- **WORK TO BE COMPLETED**:
Gather all lines in the entries that include the word "提出问题".

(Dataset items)
>>>>>

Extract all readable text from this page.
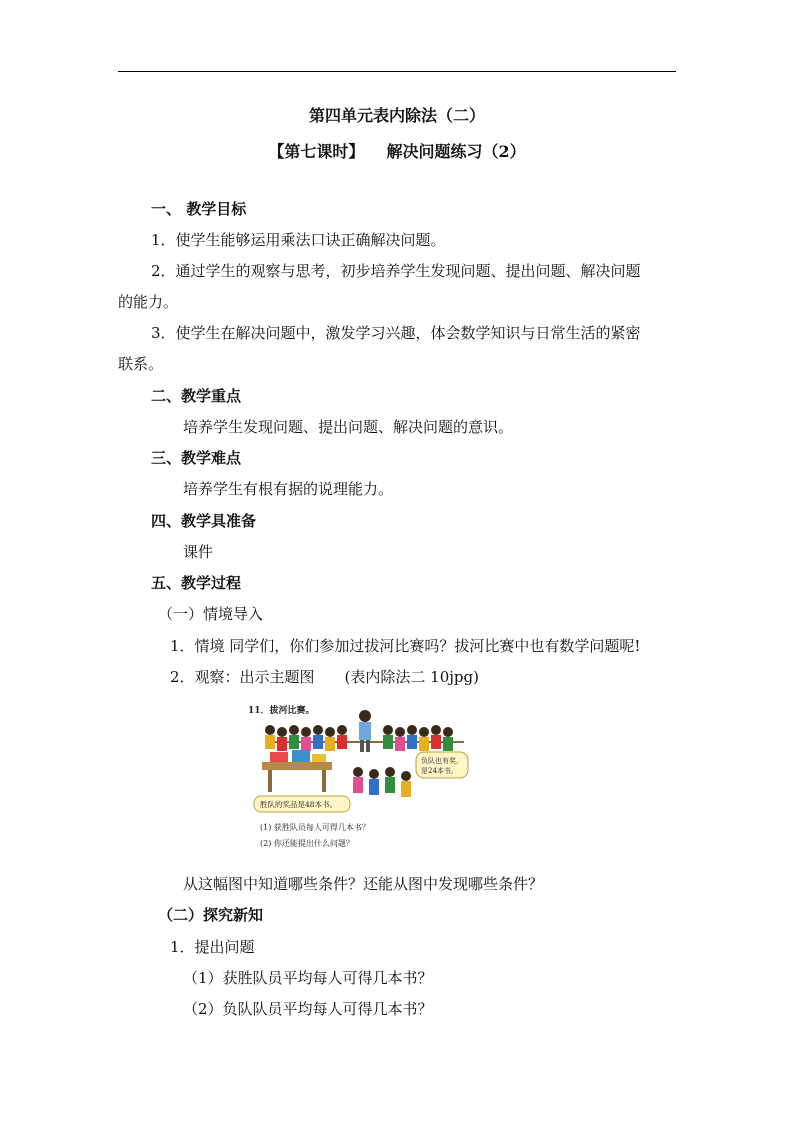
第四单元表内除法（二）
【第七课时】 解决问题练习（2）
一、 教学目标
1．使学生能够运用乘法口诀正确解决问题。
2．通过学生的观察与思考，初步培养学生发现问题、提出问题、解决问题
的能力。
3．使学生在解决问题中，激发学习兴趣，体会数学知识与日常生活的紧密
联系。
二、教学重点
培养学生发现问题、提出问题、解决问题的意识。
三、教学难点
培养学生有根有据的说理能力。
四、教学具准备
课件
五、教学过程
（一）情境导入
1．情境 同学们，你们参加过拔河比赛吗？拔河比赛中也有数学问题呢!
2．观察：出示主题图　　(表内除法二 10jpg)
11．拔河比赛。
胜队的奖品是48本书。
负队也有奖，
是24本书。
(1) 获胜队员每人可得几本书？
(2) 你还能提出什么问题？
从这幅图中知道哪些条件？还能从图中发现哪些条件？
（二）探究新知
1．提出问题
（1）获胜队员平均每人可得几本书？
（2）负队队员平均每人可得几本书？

<<<<<

- **COMPLETE ANSWER**:
2．通过学生的观察与思考，初步培养学生发现问题、提出问题、解决问题
培养学生发现问题、提出问题、解决问题的意识。
1．提出问题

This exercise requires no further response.